--- start EXERCISE MATERIAL ---
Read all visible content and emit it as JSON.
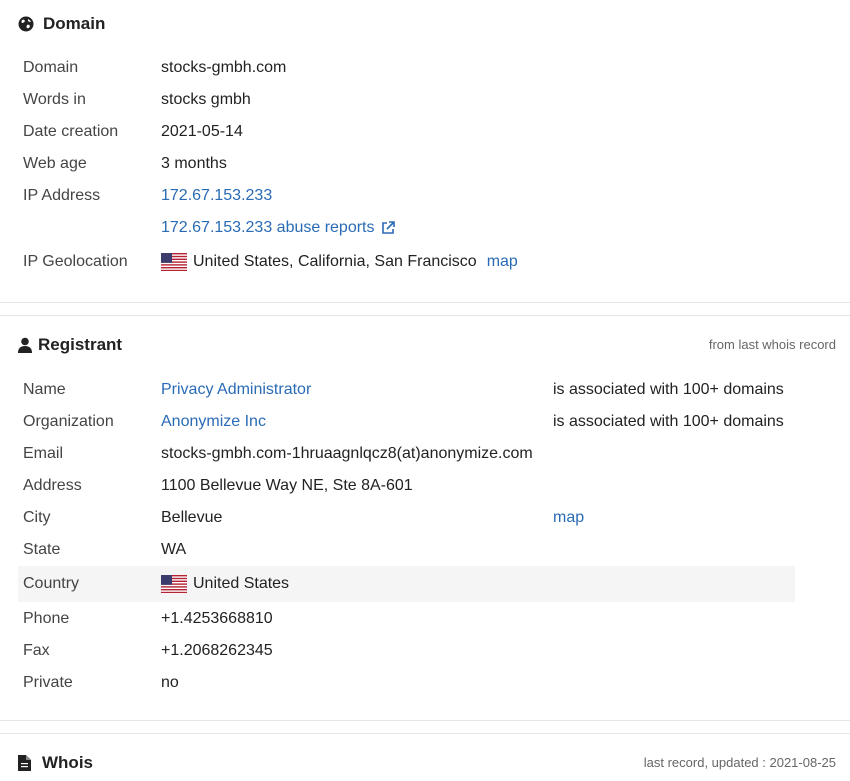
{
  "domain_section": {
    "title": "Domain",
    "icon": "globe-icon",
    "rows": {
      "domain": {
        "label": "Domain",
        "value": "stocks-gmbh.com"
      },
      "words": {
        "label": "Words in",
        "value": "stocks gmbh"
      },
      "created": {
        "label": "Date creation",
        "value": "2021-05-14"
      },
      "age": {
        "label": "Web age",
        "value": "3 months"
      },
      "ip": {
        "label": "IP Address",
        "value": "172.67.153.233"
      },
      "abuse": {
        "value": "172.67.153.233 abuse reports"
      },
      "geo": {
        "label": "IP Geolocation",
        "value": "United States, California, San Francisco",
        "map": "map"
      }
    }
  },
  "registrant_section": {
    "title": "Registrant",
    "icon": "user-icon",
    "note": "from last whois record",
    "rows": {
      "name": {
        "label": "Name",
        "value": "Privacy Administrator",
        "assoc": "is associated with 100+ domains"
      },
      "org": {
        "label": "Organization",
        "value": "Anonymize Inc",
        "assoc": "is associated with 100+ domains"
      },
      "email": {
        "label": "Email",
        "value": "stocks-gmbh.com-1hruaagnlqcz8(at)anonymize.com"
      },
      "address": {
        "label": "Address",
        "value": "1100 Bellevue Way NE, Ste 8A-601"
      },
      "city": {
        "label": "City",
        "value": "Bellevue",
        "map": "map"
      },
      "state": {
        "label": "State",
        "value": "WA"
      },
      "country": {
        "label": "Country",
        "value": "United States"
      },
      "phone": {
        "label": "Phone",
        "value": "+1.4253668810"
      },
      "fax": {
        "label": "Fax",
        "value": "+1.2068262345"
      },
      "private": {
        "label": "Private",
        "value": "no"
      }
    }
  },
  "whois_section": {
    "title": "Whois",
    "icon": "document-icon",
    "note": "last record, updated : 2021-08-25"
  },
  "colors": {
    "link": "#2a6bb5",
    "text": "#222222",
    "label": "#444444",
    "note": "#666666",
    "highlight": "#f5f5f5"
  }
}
--- end EXERCISE MATERIAL ---
--- start EXERCISE MATERIAL ---
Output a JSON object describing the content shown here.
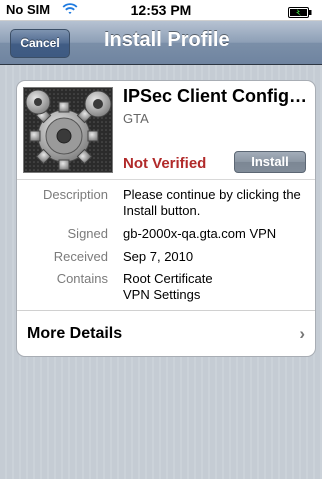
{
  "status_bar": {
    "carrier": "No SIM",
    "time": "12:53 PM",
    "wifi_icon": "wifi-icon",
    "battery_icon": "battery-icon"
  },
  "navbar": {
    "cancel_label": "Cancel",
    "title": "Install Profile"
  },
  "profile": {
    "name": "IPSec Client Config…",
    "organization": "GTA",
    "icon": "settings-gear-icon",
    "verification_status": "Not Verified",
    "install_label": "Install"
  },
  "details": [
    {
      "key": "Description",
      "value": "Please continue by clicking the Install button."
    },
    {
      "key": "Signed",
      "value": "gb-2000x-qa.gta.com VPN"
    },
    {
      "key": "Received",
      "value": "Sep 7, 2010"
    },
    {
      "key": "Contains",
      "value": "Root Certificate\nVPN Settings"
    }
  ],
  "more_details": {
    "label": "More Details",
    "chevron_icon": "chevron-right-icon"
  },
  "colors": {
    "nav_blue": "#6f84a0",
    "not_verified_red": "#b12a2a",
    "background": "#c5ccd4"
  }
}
--- end EXERCISE MATERIAL ---
- [SET EXERCISE] Of all the lines above, how many contain "title"? Give the number and nothing more.

- [WRITTEN REPLY] 4